— Exercise —
For this exercise, repeat all of the material verbatim apart from its images.

Chart and figure data
═══
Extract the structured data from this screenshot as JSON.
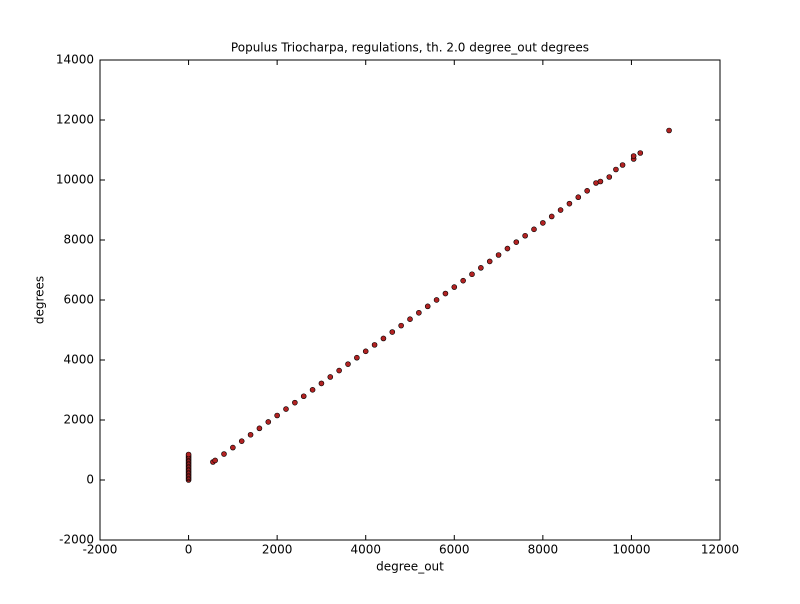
{
  "chart_data": {
    "type": "scatter",
    "title": "Populus Triocharpa, regulations, th. 2.0 degree_out degrees",
    "x_label": "degree_out",
    "y_label": "degrees",
    "x": [
      0,
      0,
      0,
      0,
      0,
      0,
      0,
      0,
      0,
      0,
      0,
      0,
      0,
      0,
      0,
      0,
      0,
      0,
      550,
      600,
      800,
      1000,
      1200,
      1400,
      1600,
      1800,
      2000,
      2200,
      2400,
      2600,
      2800,
      3000,
      3200,
      3400,
      3600,
      3800,
      4000,
      4200,
      4400,
      4600,
      4800,
      5000,
      5200,
      5400,
      5600,
      5800,
      6000,
      6200,
      6400,
      6600,
      6800,
      7000,
      7200,
      7400,
      7600,
      7800,
      8000,
      8200,
      8400,
      8600,
      8800,
      9000,
      9200,
      9300,
      9500,
      9650,
      9800,
      10050,
      10050,
      10200,
      10850
    ],
    "values": [
      0,
      50,
      100,
      150,
      200,
      250,
      300,
      350,
      400,
      450,
      500,
      550,
      600,
      650,
      700,
      750,
      800,
      850,
      600,
      652,
      866,
      1080,
      1294,
      1508,
      1722,
      1936,
      2150,
      2364,
      2578,
      2792,
      3006,
      3220,
      3434,
      3648,
      3862,
      4076,
      4290,
      4504,
      4718,
      4932,
      5146,
      5360,
      5574,
      5788,
      6002,
      6216,
      6430,
      6644,
      6858,
      7072,
      7286,
      7500,
      7714,
      7928,
      8142,
      8356,
      8570,
      8784,
      8998,
      9212,
      9426,
      9640,
      9900,
      9950,
      10100,
      10350,
      10500,
      10700,
      10800,
      10900,
      11650
    ],
    "color": "#b22222",
    "xlim": [
      -2000,
      12000
    ],
    "xticks": [
      -2000,
      0,
      2000,
      4000,
      6000,
      8000,
      10000,
      12000
    ],
    "ylim": [
      -2000,
      14000
    ],
    "yticks": [
      -2000,
      0,
      2000,
      4000,
      6000,
      8000,
      10000,
      12000,
      14000
    ]
  }
}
═══
— Full response —
Extract the structured data from this screenshot as JSON.
{
  "chart_data": {
    "type": "scatter",
    "title": "Populus Triocharpa, regulations, th. 2.0 degree_out degrees",
    "x_label": "degree_out",
    "y_label": "degrees",
    "x": [
      0,
      0,
      0,
      0,
      0,
      0,
      0,
      0,
      0,
      0,
      0,
      0,
      0,
      0,
      0,
      0,
      0,
      0,
      550,
      600,
      800,
      1000,
      1200,
      1400,
      1600,
      1800,
      2000,
      2200,
      2400,
      2600,
      2800,
      3000,
      3200,
      3400,
      3600,
      3800,
      4000,
      4200,
      4400,
      4600,
      4800,
      5000,
      5200,
      5400,
      5600,
      5800,
      6000,
      6200,
      6400,
      6600,
      6800,
      7000,
      7200,
      7400,
      7600,
      7800,
      8000,
      8200,
      8400,
      8600,
      8800,
      9000,
      9200,
      9300,
      9500,
      9650,
      9800,
      10050,
      10050,
      10200,
      10850
    ],
    "values": [
      0,
      50,
      100,
      150,
      200,
      250,
      300,
      350,
      400,
      450,
      500,
      550,
      600,
      650,
      700,
      750,
      800,
      850,
      600,
      652,
      866,
      1080,
      1294,
      1508,
      1722,
      1936,
      2150,
      2364,
      2578,
      2792,
      3006,
      3220,
      3434,
      3648,
      3862,
      4076,
      4290,
      4504,
      4718,
      4932,
      5146,
      5360,
      5574,
      5788,
      6002,
      6216,
      6430,
      6644,
      6858,
      7072,
      7286,
      7500,
      7714,
      7928,
      8142,
      8356,
      8570,
      8784,
      8998,
      9212,
      9426,
      9640,
      9900,
      9950,
      10100,
      10350,
      10500,
      10700,
      10800,
      10900,
      11650
    ],
    "color": "#b22222",
    "xlim": [
      -2000,
      12000
    ],
    "xticks": [
      -2000,
      0,
      2000,
      4000,
      6000,
      8000,
      10000,
      12000
    ],
    "ylim": [
      -2000,
      14000
    ],
    "yticks": [
      -2000,
      0,
      2000,
      4000,
      6000,
      8000,
      10000,
      12000,
      14000
    ]
  }
}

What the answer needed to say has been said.